[Start Extracted entries]

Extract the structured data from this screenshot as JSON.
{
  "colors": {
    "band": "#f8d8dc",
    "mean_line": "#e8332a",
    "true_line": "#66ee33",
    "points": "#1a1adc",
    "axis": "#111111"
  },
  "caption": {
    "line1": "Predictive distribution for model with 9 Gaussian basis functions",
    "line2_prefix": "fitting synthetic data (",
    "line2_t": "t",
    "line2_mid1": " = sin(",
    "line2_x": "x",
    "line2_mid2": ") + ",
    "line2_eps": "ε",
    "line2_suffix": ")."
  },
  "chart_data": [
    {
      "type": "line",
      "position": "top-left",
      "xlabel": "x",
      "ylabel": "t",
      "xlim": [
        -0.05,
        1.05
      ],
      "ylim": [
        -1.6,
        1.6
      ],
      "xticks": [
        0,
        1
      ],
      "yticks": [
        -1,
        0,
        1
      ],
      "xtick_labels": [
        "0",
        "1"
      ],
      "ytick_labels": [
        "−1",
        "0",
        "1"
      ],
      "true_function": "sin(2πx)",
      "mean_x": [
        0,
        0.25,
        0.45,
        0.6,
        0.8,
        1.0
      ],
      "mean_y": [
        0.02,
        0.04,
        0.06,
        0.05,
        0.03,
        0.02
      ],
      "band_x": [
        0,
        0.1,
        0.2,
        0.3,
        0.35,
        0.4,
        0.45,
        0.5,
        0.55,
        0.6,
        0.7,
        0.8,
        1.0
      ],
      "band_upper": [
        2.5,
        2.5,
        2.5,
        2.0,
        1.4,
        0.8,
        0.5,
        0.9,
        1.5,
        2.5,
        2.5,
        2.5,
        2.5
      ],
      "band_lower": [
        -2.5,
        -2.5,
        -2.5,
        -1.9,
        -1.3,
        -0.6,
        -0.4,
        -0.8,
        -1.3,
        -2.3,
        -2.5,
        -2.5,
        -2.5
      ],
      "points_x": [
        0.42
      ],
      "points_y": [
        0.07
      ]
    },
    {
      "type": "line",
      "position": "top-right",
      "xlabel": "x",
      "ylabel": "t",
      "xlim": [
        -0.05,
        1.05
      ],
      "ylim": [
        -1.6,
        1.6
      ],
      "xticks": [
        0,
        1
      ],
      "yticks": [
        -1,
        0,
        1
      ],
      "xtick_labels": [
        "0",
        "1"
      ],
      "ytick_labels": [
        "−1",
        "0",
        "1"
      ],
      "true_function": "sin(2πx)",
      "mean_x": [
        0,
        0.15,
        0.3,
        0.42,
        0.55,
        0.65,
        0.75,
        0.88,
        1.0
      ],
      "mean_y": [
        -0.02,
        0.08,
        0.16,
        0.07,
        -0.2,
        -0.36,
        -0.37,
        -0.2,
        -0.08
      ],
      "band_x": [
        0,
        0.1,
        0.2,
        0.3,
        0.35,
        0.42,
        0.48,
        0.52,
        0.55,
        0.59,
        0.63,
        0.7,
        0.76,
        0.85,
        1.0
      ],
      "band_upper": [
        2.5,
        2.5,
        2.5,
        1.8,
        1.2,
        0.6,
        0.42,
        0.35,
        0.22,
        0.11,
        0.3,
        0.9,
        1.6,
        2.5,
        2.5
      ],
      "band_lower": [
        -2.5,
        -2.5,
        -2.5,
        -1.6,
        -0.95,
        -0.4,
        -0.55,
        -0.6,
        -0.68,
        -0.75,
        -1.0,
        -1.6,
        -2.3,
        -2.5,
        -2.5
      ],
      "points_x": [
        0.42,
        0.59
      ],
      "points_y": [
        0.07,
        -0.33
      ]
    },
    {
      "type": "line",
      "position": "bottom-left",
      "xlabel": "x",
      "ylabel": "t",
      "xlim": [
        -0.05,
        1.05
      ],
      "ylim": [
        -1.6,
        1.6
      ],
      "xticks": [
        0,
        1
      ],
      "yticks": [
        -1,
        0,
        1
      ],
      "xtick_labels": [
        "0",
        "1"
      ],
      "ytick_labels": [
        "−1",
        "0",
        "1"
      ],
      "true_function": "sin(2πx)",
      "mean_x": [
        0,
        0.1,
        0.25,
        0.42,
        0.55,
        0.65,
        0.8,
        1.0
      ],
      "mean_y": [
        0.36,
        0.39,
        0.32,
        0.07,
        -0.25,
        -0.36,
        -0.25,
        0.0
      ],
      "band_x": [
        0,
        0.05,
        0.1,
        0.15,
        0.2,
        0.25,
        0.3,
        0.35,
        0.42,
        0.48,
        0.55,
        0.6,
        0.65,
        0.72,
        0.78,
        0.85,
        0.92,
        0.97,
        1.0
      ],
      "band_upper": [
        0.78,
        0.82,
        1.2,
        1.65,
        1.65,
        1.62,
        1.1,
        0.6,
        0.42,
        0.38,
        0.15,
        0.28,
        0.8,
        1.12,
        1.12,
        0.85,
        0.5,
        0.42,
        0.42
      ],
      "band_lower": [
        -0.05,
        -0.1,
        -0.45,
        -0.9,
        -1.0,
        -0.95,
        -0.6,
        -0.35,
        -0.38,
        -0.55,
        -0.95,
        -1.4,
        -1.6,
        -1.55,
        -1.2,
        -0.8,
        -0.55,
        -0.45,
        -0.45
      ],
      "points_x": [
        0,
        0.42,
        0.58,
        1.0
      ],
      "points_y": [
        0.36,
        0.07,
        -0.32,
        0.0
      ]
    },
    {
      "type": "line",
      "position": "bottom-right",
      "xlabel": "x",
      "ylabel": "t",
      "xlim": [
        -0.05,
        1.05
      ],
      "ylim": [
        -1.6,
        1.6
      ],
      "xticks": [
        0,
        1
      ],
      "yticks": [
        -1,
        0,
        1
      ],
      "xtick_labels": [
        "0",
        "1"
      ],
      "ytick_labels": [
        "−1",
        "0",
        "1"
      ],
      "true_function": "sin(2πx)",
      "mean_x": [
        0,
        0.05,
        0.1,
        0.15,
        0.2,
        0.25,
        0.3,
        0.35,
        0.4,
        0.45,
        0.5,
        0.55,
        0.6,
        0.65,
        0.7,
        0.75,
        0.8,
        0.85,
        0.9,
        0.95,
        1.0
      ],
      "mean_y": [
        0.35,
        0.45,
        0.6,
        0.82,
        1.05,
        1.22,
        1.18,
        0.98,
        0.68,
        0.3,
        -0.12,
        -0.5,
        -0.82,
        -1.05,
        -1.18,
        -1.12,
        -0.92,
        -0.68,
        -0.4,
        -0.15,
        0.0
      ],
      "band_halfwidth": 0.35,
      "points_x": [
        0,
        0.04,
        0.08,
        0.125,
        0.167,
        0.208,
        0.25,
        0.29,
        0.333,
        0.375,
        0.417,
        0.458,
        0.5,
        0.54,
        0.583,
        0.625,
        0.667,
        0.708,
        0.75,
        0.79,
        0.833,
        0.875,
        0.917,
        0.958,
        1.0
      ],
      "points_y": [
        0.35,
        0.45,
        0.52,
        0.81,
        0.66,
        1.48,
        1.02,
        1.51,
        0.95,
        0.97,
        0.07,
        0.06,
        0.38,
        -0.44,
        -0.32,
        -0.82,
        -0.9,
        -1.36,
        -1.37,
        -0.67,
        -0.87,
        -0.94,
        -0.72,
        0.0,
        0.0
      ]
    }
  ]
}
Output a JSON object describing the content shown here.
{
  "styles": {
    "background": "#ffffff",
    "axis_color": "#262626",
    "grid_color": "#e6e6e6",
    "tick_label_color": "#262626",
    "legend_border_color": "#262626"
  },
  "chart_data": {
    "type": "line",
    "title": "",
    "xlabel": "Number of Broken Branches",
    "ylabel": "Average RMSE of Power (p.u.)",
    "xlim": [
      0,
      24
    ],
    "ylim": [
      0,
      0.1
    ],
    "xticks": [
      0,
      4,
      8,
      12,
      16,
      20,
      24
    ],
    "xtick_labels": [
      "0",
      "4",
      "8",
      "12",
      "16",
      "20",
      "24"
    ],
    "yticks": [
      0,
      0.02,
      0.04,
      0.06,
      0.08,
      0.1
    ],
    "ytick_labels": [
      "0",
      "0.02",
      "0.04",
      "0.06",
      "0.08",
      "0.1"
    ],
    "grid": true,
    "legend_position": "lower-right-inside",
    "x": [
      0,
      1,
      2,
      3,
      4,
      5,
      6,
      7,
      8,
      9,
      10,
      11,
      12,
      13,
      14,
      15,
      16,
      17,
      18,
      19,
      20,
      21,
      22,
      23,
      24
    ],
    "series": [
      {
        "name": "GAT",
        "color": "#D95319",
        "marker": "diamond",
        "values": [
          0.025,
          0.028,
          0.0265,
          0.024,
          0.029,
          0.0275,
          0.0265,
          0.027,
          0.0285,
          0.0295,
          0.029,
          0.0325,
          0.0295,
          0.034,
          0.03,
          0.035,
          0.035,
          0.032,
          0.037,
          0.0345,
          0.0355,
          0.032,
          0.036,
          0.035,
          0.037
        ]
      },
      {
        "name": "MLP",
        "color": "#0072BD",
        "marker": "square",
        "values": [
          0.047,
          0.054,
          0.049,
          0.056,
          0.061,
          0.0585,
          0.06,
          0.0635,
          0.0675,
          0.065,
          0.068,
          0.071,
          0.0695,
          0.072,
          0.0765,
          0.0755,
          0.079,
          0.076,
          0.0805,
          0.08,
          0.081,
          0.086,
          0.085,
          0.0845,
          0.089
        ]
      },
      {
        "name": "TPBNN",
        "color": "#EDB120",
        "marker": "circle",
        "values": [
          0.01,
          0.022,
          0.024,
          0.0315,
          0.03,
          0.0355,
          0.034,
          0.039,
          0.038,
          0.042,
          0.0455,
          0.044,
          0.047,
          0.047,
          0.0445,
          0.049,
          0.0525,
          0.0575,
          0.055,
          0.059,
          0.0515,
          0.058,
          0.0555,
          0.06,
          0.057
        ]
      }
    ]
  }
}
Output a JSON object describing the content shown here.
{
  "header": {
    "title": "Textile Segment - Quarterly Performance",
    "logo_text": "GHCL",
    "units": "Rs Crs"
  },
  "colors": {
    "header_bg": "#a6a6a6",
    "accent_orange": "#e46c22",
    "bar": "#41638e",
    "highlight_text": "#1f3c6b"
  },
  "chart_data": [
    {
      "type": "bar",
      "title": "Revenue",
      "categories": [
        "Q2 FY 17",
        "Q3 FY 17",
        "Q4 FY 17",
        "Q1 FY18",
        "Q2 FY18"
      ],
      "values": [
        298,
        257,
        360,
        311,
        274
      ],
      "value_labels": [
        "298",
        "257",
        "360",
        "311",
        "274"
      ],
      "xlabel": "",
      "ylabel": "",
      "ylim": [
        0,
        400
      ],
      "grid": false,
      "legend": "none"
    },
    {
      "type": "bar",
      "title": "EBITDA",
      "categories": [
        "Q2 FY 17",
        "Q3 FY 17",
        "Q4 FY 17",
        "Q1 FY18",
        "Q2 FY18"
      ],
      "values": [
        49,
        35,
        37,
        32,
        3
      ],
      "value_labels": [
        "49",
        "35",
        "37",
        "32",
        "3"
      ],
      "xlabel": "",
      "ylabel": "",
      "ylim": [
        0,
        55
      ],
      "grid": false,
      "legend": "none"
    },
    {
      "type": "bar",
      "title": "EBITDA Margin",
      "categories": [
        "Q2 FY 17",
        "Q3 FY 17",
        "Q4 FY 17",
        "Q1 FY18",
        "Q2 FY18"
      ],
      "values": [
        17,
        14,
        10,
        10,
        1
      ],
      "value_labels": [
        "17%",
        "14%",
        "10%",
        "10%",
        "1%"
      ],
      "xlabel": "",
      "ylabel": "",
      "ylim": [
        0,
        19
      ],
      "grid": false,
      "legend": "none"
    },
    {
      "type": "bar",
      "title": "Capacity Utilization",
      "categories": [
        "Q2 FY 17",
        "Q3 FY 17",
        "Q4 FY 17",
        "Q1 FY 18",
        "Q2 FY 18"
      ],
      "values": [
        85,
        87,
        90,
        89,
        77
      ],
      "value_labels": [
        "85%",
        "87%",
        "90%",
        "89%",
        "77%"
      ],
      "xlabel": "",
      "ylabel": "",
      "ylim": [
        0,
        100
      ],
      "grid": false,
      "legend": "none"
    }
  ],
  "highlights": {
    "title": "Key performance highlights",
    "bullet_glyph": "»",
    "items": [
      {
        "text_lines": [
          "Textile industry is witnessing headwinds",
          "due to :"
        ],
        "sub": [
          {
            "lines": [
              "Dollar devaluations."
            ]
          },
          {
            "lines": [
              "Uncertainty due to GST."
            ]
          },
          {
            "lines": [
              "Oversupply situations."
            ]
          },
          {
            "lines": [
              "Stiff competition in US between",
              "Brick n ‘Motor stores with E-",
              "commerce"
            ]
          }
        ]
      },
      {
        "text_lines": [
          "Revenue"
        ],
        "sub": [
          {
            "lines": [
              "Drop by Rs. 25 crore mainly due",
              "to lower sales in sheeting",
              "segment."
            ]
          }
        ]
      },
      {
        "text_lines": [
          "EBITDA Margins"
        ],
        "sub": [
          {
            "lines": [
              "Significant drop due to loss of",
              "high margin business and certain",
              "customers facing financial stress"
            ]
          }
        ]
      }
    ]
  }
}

[End Extracted entries]

Select every line where the word "highlights" occurs.

  "highlights": {
    "title": "Key performance highlights",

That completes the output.